▶ [WHAT IS BEING ASKED]
Exact repetition is required: output every record in full.

▶ [AVAILABLE DATA]
------------------------------------------------------------------------

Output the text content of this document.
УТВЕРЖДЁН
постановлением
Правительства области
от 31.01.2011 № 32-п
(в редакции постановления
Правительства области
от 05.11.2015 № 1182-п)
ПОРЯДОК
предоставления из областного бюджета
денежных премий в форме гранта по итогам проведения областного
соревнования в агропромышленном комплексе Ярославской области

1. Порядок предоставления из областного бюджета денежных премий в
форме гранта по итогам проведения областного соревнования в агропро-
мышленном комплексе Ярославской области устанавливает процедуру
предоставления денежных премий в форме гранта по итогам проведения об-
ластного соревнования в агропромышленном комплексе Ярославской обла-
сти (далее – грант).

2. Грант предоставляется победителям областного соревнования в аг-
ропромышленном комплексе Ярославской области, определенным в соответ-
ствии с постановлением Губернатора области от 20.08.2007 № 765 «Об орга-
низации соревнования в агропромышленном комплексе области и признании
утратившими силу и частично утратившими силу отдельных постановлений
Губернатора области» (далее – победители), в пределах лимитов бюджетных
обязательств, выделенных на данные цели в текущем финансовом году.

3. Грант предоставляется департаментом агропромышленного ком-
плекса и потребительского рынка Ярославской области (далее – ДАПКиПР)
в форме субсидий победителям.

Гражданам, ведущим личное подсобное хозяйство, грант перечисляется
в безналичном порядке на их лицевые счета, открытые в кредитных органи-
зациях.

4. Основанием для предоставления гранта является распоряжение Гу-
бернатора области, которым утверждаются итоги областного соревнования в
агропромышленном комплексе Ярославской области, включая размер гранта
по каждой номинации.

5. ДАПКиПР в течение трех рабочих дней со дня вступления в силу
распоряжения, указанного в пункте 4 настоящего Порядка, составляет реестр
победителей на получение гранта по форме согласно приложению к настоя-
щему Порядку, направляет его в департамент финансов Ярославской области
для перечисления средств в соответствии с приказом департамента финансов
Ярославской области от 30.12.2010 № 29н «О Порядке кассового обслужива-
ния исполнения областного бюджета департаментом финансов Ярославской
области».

------------------------------------------------------------------------

▶ [SOLUTION FOR THIS PROBLEM]
Output the text content of this document.
УТВЕРЖДЁН
постановлением
Правительства области
от 31.01.2011 № 32-п
(в редакции постановления
Правительства области
от 05.11.2015 № 1182-п)
ПОРЯДОК
предоставления из областного бюджета
денежных премий в форме гранта по итогам проведения областного
соревнования в агропромышленном комплексе Ярославской области

1. Порядок предоставления из областного бюджета денежных премий в
форме гранта по итогам проведения областного соревнования в агропро-
мышленном комплексе Ярославской области устанавливает процедуру
предоставления денежных премий в форме гранта по итогам проведения об-
ластного соревнования в агропромышленном комплексе Ярославской обла-
сти (далее – грант).

2. Грант предоставляется победителям областного соревнования в аг-
ропромышленном комплексе Ярославской области, определенным в соответ-
ствии с постановлением Губернатора области от 20.08.2007 № 765 «Об орга-
низации соревнования в агропромышленном комплексе области и признании
утратившими силу и частично утратившими силу отдельных постановлений
Губернатора области» (далее – победители), в пределах лимитов бюджетных
обязательств, выделенных на данные цели в текущем финансовом году.

3. Грант предоставляется департаментом агропромышленного ком-
плекса и потребительского рынка Ярославской области (далее – ДАПКиПР)
в форме субсидий победителям.

Гражданам, ведущим личное подсобное хозяйство, грант перечисляется
в безналичном порядке на их лицевые счета, открытые в кредитных органи-
зациях.

4. Основанием для предоставления гранта является распоряжение Гу-
бернатора области, которым утверждаются итоги областного соревнования в
агропромышленном комплексе Ярославской области, включая размер гранта
по каждой номинации.

5. ДАПКиПР в течение трех рабочих дней со дня вступления в силу
распоряжения, указанного в пункте 4 настоящего Порядка, составляет реестр
победителей на получение гранта по форме согласно приложению к настоя-
щему Порядку, направляет его в департамент финансов Ярославской области
для перечисления средств в соответствии с приказом департамента финансов
Ярославской области от 30.12.2010 № 29н «О Порядке кассового обслужива-
ния исполнения областного бюджета департаментом финансов Ярославской
области».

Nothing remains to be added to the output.